- Stored dataset items

--- --- ---

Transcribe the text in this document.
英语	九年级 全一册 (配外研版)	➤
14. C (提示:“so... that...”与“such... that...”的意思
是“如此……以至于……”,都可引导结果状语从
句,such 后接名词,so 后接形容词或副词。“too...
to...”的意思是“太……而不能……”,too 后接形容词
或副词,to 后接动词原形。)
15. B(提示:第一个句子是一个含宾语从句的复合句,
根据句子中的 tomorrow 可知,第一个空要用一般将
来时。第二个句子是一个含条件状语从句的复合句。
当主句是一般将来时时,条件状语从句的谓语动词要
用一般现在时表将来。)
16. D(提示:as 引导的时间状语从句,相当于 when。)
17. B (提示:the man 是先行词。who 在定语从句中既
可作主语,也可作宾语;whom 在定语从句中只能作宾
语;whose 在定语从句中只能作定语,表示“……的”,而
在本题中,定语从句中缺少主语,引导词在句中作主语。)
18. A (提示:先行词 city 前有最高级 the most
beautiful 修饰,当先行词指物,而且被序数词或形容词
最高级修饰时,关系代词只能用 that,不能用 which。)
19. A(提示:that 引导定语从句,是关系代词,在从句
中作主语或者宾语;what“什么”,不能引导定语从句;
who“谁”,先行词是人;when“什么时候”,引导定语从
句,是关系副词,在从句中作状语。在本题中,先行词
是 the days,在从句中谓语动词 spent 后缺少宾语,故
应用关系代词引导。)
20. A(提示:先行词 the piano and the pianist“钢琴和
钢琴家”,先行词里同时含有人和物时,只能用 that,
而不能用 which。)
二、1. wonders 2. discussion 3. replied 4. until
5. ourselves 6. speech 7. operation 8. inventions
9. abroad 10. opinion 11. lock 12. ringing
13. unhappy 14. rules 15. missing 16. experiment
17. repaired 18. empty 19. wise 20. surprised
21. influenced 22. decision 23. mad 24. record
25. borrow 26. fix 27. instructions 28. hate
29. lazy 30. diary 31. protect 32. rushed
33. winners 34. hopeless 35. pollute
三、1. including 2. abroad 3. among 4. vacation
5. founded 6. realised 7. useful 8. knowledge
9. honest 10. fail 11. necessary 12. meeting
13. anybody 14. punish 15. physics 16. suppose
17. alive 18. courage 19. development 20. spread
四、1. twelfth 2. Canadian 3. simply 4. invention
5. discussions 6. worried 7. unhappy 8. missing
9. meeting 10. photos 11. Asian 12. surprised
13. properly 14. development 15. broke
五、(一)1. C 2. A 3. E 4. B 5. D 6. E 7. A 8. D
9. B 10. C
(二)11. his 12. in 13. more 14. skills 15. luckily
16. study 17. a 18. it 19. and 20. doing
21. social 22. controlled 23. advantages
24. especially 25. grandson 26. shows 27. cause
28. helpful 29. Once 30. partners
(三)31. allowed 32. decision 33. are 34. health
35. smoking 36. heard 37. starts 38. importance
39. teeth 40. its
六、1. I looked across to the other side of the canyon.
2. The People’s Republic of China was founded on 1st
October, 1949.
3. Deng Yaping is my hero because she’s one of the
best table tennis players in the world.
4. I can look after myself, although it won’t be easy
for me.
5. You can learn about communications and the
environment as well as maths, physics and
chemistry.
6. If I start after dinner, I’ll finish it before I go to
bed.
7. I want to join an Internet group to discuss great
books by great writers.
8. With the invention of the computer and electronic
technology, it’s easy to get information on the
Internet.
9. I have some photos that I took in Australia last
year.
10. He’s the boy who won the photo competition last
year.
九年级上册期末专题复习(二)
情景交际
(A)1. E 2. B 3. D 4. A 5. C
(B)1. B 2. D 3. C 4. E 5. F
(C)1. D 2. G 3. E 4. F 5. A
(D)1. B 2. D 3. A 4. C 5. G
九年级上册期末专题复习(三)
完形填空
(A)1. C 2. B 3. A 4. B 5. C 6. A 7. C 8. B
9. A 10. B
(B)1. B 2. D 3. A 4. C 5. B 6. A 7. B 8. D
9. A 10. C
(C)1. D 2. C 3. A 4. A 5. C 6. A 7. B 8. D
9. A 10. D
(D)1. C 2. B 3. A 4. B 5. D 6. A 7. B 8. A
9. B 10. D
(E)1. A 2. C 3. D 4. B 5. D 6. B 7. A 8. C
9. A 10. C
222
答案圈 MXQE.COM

--- --- ---

- Set exercise
Send back every record, precisely as written.

- Full answer
Transcribe the text in this document.
英语	九年级 全一册 (配外研版)	➤
14. C (提示:“so... that...”与“such... that...”的意思
是“如此……以至于……”,都可引导结果状语从
句,such 后接名词,so 后接形容词或副词。“too...
to...”的意思是“太……而不能……”,too 后接形容词
或副词,to 后接动词原形。)
15. B(提示:第一个句子是一个含宾语从句的复合句,
根据句子中的 tomorrow 可知,第一个空要用一般将
来时。第二个句子是一个含条件状语从句的复合句。
当主句是一般将来时时,条件状语从句的谓语动词要
用一般现在时表将来。)
16. D(提示:as 引导的时间状语从句,相当于 when。)
17. B (提示:the man 是先行词。who 在定语从句中既
可作主语,也可作宾语;whom 在定语从句中只能作宾
语;whose 在定语从句中只能作定语,表示“……的”,而
在本题中,定语从句中缺少主语,引导词在句中作主语。)
18. A (提示:先行词 city 前有最高级 the most
beautiful 修饰,当先行词指物,而且被序数词或形容词
最高级修饰时,关系代词只能用 that,不能用 which。)
19. A(提示:that 引导定语从句,是关系代词,在从句
中作主语或者宾语;what“什么”,不能引导定语从句;
who“谁”,先行词是人;when“什么时候”,引导定语从
句,是关系副词,在从句中作状语。在本题中,先行词
是 the days,在从句中谓语动词 spent 后缺少宾语,故
应用关系代词引导。)
20. A(提示:先行词 the piano and the pianist“钢琴和
钢琴家”,先行词里同时含有人和物时,只能用 that,
而不能用 which。)
二、1. wonders 2. discussion 3. replied 4. until
5. ourselves 6. speech 7. operation 8. inventions
9. abroad 10. opinion 11. lock 12. ringing
13. unhappy 14. rules 15. missing 16. experiment
17. repaired 18. empty 19. wise 20. surprised
21. influenced 22. decision 23. mad 24. record
25. borrow 26. fix 27. instructions 28. hate
29. lazy 30. diary 31. protect 32. rushed
33. winners 34. hopeless 35. pollute
三、1. including 2. abroad 3. among 4. vacation
5. founded 6. realised 7. useful 8. knowledge
9. honest 10. fail 11. necessary 12. meeting
13. anybody 14. punish 15. physics 16. suppose
17. alive 18. courage 19. development 20. spread
四、1. twelfth 2. Canadian 3. simply 4. invention
5. discussions 6. worried 7. unhappy 8. missing
9. meeting 10. photos 11. Asian 12. surprised
13. properly 14. development 15. broke
五、(一)1. C 2. A 3. E 4. B 5. D 6. E 7. A 8. D
9. B 10. C
(二)11. his 12. in 13. more 14. skills 15. luckily
16. study 17. a 18. it 19. and 20. doing
21. social 22. controlled 23. advantages
24. especially 25. grandson 26. shows 27. cause
28. helpful 29. Once 30. partners
(三)31. allowed 32. decision 33. are 34. health
35. smoking 36. heard 37. starts 38. importance
39. teeth 40. its
六、1. I looked across to the other side of the canyon.
2. The People’s Republic of China was founded on 1st
October, 1949.
3. Deng Yaping is my hero because she’s one of the
best table tennis players in the world.
4. I can look after myself, although it won’t be easy
for me.
5. You can learn about communications and the
environment as well as maths, physics and
chemistry.
6. If I start after dinner, I’ll finish it before I go to
bed.
7. I want to join an Internet group to discuss great
books by great writers.
8. With the invention of the computer and electronic
technology, it’s easy to get information on the
Internet.
9. I have some photos that I took in Australia last
year.
10. He’s the boy who won the photo competition last
year.
九年级上册期末专题复习(二)
情景交际
(A)1. E 2. B 3. D 4. A 5. C
(B)1. B 2. D 3. C 4. E 5. F
(C)1. D 2. G 3. E 4. F 5. A
(D)1. B 2. D 3. A 4. C 5. G
九年级上册期末专题复习(三)
完形填空
(A)1. C 2. B 3. A 4. B 5. C 6. A 7. C 8. B
9. A 10. B
(B)1. B 2. D 3. A 4. C 5. B 6. A 7. B 8. D
9. A 10. C
(C)1. D 2. C 3. A 4. A 5. C 6. A 7. B 8. D
9. A 10. D
(D)1. C 2. B 3. A 4. B 5. D 6. A 7. B 8. A
9. B 10. D
(E)1. A 2. C 3. D 4. B 5. D 6. B 7. A 8. C
9. A 10. C
222
答案圈 MXQE.COM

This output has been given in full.